- Task details: Transcribe all the records exactly and omit any images they hold.

- Data supplied:
:::::
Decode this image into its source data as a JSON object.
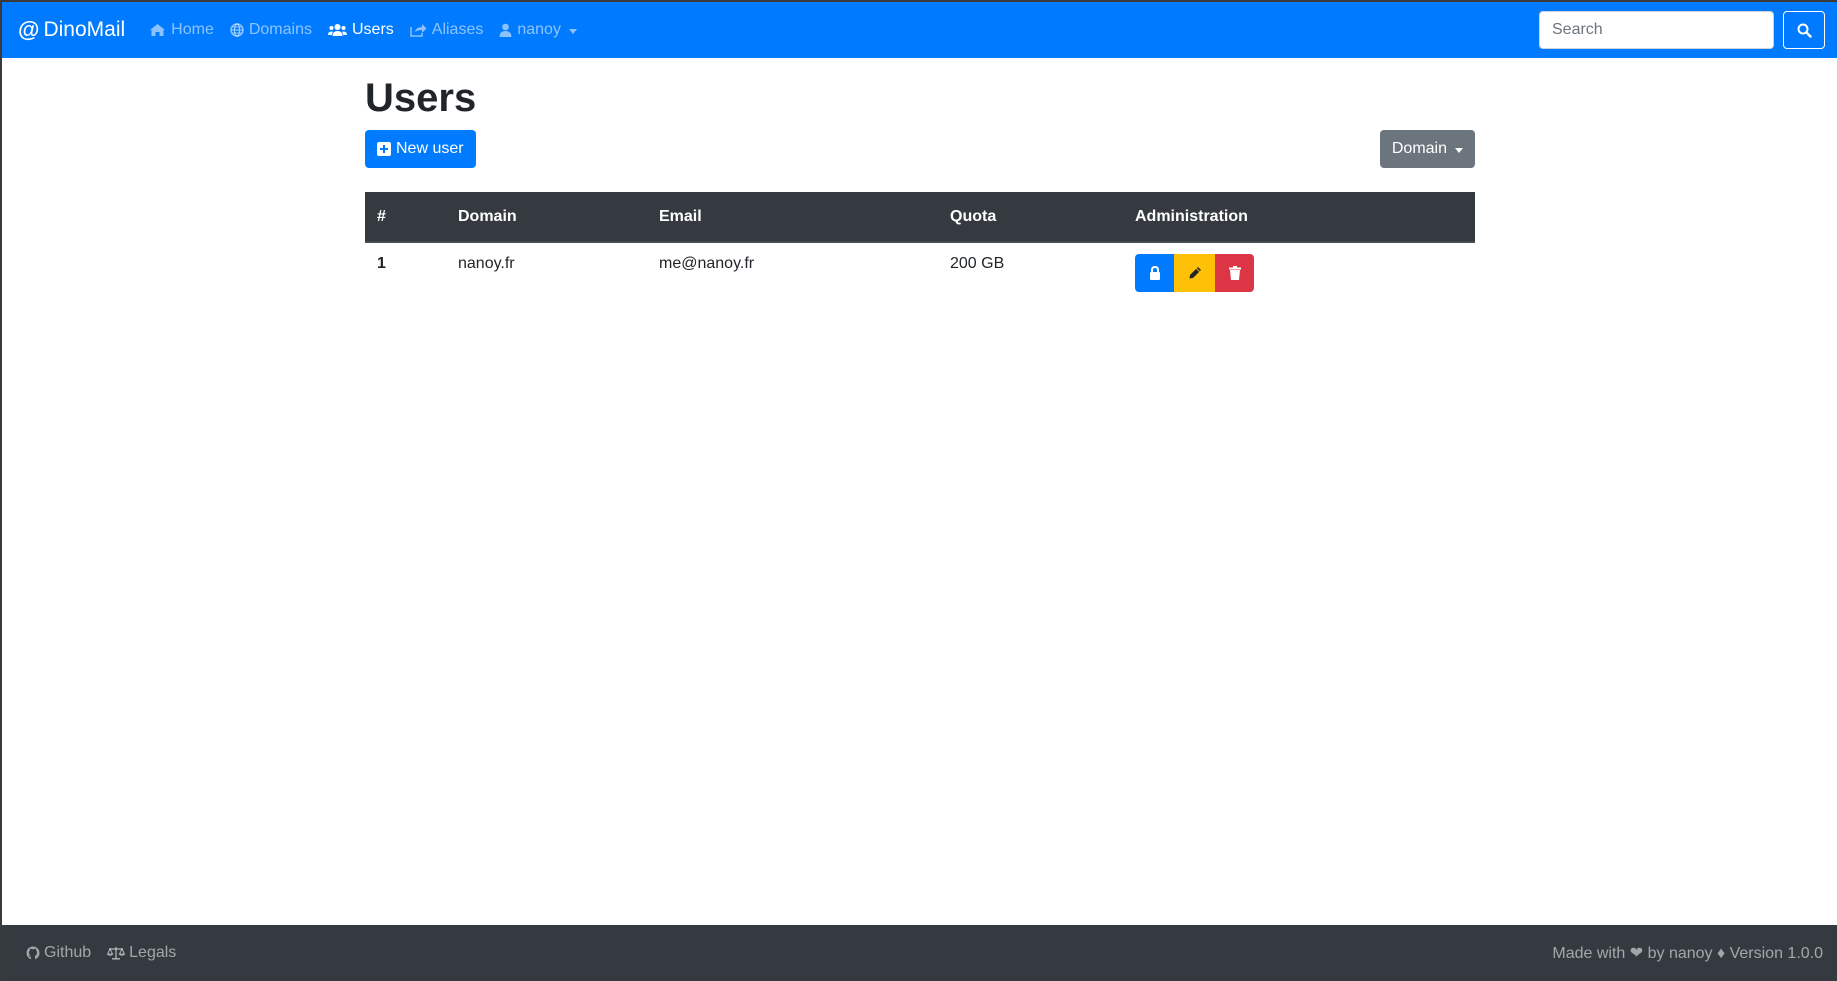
{
  "navbar": {
    "brand_symbol": "@",
    "brand_name": "DinoMail",
    "items": [
      {
        "label": "Home",
        "icon": "home-icon"
      },
      {
        "label": "Domains",
        "icon": "globe-icon"
      },
      {
        "label": "Users",
        "icon": "users-icon",
        "active": true
      },
      {
        "label": "Aliases",
        "icon": "share-icon"
      }
    ],
    "user_menu": {
      "label": "nanoy",
      "icon": "user-icon"
    },
    "search": {
      "placeholder": "Search",
      "value": "",
      "button_icon": "search-icon"
    }
  },
  "main": {
    "title": "Users",
    "new_button_label": "New user",
    "new_button_icon": "plus-square-icon",
    "filter_button_label": "Domain",
    "table": {
      "headers": [
        "#",
        "Domain",
        "Email",
        "Quota",
        "Administration"
      ],
      "rows": [
        {
          "num": "1",
          "domain": "nanoy.fr",
          "email": "me@nanoy.fr",
          "quota": "200 GB"
        }
      ],
      "actions": [
        "lock-icon",
        "pencil-icon",
        "trash-icon"
      ]
    }
  },
  "footer": {
    "links": [
      {
        "label": "Github",
        "icon": "github-icon"
      },
      {
        "label": "Legals",
        "icon": "balance-scale-icon"
      }
    ],
    "credit": "Made with ❤ by nanoy ♦ Version 1.0.0"
  },
  "colors": {
    "primary": "#007bff",
    "secondary": "#6c757d",
    "warning": "#ffc107",
    "danger": "#dc3545",
    "dark": "#343a40"
  }
}
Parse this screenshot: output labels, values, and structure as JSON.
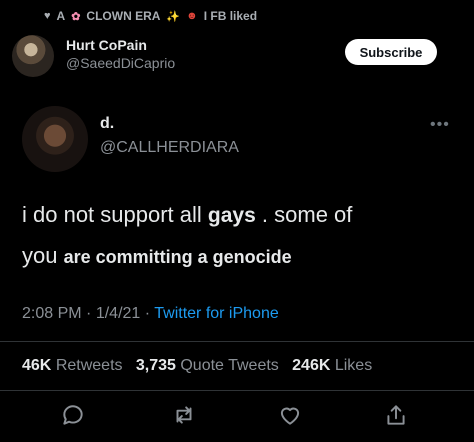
:::::
- Complete response:
Decode this image into its source data as a JSON object.
{
  "navbar": {
    "brand_symbol": "@",
    "brand_name": "DinoMail",
    "items": [
      {
        "label": "Home",
        "icon": "home-icon"
      },
      {
        "label": "Domains",
        "icon": "globe-icon"
      },
      {
        "label": "Users",
        "icon": "users-icon",
        "active": true
      },
      {
        "label": "Aliases",
        "icon": "share-icon"
      }
    ],
    "user_menu": {
      "label": "nanoy",
      "icon": "user-icon"
    },
    "search": {
      "placeholder": "Search",
      "value": "",
      "button_icon": "search-icon"
    }
  },
  "main": {
    "title": "Users",
    "new_button_label": "New user",
    "new_button_icon": "plus-square-icon",
    "filter_button_label": "Domain",
    "table": {
      "headers": [
        "#",
        "Domain",
        "Email",
        "Quota",
        "Administration"
      ],
      "rows": [
        {
          "num": "1",
          "domain": "nanoy.fr",
          "email": "me@nanoy.fr",
          "quota": "200 GB"
        }
      ],
      "actions": [
        "lock-icon",
        "pencil-icon",
        "trash-icon"
      ]
    }
  },
  "footer": {
    "links": [
      {
        "label": "Github",
        "icon": "github-icon"
      },
      {
        "label": "Legals",
        "icon": "balance-scale-icon"
      }
    ],
    "credit": "Made with ❤ by nanoy ♦ Version 1.0.0"
  },
  "colors": {
    "primary": "#007bff",
    "secondary": "#6c757d",
    "warning": "#ffc107",
    "danger": "#dc3545",
    "dark": "#343a40"
  }
}
Parse this screenshot: output labels, values, and structure as JSON.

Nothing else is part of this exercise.